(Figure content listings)
>>>>

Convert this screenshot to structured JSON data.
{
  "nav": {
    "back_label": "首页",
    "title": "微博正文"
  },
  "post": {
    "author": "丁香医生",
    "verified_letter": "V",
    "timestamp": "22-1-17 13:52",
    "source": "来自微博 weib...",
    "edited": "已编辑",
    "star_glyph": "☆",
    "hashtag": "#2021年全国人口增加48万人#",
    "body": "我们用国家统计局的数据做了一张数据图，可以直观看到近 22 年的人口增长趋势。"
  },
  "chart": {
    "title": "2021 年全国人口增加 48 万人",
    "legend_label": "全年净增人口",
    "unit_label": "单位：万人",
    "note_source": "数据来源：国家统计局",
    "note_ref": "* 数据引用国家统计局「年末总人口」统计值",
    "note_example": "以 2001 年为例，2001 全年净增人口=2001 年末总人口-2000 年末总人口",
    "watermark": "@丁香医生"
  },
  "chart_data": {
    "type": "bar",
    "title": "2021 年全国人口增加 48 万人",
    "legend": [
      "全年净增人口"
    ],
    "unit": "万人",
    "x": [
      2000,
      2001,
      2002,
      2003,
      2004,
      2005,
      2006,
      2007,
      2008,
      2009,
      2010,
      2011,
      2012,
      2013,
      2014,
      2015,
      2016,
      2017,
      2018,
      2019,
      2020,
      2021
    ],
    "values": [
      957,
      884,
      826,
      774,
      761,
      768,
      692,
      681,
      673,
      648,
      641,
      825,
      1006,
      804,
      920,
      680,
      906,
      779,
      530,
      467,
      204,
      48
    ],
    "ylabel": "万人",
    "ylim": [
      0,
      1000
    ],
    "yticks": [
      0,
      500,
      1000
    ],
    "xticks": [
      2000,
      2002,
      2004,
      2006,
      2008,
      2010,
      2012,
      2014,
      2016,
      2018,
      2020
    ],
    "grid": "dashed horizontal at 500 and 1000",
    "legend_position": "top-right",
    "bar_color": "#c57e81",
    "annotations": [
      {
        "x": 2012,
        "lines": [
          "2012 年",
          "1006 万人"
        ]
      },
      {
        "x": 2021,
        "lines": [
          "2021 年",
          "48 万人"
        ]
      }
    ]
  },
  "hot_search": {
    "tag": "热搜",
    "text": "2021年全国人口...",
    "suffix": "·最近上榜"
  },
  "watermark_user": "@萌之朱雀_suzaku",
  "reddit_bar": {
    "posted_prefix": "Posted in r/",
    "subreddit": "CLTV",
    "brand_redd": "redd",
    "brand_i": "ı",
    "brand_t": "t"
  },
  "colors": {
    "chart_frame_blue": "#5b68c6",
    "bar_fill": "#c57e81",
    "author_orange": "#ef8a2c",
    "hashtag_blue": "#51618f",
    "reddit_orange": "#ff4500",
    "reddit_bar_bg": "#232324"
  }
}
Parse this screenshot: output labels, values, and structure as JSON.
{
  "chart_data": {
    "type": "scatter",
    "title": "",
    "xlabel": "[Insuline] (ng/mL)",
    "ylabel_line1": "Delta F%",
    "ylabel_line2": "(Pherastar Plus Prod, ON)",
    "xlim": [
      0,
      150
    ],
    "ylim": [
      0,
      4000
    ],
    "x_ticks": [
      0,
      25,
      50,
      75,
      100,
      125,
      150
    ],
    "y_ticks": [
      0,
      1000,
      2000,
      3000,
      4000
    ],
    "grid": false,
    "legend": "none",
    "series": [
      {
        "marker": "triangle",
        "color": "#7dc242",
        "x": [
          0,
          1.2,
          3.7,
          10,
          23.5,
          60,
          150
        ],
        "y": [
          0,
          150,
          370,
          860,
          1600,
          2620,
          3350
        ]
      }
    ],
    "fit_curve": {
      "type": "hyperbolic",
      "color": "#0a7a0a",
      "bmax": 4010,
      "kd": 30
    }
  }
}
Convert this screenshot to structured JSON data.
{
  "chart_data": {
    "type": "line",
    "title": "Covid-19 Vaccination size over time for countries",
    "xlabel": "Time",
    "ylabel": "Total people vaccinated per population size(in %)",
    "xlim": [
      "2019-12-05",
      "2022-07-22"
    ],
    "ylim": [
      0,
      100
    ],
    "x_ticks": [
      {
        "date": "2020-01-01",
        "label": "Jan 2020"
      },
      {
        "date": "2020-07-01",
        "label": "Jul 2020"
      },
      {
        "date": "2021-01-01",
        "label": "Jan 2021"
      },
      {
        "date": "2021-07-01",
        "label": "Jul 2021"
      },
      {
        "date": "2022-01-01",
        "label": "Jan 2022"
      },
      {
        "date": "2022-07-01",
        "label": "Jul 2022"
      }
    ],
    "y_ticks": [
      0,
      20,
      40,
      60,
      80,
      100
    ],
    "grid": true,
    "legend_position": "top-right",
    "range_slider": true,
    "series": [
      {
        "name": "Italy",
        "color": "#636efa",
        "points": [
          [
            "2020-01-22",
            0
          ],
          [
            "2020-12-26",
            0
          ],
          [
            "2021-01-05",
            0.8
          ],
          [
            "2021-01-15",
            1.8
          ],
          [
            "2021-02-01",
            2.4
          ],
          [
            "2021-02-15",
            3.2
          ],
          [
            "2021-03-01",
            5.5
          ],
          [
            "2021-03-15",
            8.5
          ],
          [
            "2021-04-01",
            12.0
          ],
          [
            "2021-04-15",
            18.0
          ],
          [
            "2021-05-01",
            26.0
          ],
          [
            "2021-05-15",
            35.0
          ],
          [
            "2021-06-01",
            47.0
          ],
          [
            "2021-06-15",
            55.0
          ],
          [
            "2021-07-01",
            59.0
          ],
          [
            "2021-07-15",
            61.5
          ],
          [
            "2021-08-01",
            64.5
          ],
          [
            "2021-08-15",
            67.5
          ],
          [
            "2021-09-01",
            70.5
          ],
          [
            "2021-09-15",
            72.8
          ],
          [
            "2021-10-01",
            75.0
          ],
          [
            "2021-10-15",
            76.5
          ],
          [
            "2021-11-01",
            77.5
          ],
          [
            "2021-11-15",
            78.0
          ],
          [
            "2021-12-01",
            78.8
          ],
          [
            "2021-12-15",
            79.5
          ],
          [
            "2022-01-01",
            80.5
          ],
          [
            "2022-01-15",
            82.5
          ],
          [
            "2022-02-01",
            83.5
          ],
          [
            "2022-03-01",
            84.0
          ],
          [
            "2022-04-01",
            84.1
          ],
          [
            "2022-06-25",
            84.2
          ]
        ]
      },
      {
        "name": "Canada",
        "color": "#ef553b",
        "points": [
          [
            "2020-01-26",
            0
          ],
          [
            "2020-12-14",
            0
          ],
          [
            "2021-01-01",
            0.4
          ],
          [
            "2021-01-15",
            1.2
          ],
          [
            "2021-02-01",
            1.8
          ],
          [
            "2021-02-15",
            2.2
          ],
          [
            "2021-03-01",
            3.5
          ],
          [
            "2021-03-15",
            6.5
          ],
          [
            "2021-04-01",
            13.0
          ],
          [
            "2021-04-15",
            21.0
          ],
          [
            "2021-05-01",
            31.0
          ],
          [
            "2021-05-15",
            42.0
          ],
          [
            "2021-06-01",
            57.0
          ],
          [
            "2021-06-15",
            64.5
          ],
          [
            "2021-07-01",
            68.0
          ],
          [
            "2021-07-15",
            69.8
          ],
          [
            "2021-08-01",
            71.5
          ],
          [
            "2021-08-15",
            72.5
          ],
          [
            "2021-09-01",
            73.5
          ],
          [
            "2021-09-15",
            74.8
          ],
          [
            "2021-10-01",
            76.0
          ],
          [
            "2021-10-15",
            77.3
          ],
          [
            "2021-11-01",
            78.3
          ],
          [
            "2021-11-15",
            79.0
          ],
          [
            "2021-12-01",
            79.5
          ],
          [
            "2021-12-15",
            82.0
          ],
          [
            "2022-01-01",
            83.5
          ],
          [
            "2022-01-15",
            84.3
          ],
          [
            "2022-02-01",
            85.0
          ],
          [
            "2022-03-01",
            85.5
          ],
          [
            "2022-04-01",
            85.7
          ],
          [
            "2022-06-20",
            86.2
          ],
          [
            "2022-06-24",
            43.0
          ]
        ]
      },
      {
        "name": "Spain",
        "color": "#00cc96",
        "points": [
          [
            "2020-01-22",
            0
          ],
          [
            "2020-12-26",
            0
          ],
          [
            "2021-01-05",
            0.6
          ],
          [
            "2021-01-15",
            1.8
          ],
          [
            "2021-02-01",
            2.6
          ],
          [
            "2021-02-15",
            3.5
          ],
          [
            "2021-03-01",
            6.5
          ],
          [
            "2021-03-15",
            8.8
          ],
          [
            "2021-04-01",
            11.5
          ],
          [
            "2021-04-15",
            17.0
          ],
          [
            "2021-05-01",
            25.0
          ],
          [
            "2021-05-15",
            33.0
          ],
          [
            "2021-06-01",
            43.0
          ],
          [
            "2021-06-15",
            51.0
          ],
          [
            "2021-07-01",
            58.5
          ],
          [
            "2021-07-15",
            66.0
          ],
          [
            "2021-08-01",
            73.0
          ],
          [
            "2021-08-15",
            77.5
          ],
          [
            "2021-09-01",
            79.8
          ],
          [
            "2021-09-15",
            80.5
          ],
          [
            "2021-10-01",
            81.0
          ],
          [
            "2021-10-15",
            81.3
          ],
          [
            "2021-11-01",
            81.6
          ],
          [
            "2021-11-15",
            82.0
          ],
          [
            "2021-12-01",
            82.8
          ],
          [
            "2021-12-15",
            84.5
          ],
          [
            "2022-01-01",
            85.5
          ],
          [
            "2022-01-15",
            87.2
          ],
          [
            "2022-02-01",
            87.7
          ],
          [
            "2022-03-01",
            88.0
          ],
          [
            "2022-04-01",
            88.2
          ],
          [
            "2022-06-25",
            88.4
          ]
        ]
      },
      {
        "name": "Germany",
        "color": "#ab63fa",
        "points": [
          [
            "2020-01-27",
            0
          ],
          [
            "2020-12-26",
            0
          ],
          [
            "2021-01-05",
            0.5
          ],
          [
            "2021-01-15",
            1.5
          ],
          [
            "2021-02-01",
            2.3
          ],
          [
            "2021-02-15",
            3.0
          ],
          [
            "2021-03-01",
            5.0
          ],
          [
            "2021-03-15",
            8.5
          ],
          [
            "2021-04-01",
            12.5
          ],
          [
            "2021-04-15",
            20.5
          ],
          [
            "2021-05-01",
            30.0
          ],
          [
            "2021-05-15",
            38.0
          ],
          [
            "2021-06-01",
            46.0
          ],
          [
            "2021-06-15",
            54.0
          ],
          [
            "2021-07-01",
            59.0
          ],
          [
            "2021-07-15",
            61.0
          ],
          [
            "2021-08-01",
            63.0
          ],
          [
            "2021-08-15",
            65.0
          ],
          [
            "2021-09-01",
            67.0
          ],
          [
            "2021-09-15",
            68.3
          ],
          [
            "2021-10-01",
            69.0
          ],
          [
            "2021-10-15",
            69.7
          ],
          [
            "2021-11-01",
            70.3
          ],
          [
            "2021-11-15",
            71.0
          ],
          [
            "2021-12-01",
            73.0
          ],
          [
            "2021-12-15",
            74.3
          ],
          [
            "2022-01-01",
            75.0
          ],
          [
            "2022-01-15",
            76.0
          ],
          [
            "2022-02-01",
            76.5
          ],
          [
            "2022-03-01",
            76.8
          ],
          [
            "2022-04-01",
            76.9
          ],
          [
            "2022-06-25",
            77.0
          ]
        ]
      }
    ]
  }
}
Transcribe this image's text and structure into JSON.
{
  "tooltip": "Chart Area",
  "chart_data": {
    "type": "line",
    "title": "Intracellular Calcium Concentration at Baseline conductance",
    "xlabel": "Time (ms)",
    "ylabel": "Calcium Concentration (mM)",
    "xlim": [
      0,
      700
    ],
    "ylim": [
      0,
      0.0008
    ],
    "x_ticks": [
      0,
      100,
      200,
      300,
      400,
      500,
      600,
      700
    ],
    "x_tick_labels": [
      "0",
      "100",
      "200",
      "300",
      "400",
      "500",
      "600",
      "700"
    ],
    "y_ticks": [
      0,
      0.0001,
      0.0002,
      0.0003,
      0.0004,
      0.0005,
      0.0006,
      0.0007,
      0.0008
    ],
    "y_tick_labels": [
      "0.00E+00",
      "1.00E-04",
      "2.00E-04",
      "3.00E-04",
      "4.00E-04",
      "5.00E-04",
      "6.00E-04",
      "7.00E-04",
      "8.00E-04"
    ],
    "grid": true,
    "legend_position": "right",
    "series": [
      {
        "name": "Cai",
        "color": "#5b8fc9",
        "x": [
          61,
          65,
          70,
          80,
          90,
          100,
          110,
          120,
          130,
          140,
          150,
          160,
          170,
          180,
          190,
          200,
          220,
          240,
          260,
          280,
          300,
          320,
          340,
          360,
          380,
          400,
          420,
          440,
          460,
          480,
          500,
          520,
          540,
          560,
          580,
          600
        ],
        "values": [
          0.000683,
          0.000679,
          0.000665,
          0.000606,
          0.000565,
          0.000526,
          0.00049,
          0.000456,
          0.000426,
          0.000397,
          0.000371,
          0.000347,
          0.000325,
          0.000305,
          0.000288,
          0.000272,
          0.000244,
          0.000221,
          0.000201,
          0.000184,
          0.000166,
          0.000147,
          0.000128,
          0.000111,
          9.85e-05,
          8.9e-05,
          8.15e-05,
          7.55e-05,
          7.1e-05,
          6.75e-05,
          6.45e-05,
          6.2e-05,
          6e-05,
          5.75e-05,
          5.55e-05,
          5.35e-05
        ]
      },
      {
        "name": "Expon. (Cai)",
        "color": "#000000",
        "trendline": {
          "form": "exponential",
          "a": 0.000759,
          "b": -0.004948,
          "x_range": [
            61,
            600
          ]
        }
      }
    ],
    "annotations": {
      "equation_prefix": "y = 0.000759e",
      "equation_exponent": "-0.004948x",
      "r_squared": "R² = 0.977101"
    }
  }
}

<<<<

> _EXERCISE TASK_: Wherever the string "grid" appears in the entries above, list that line.

> _ANSWER TO THE EXERCISE_:
    "grid": "dashed horizontal at 500 and 1000",
    "grid": false,
    "grid": true,
    "grid": true,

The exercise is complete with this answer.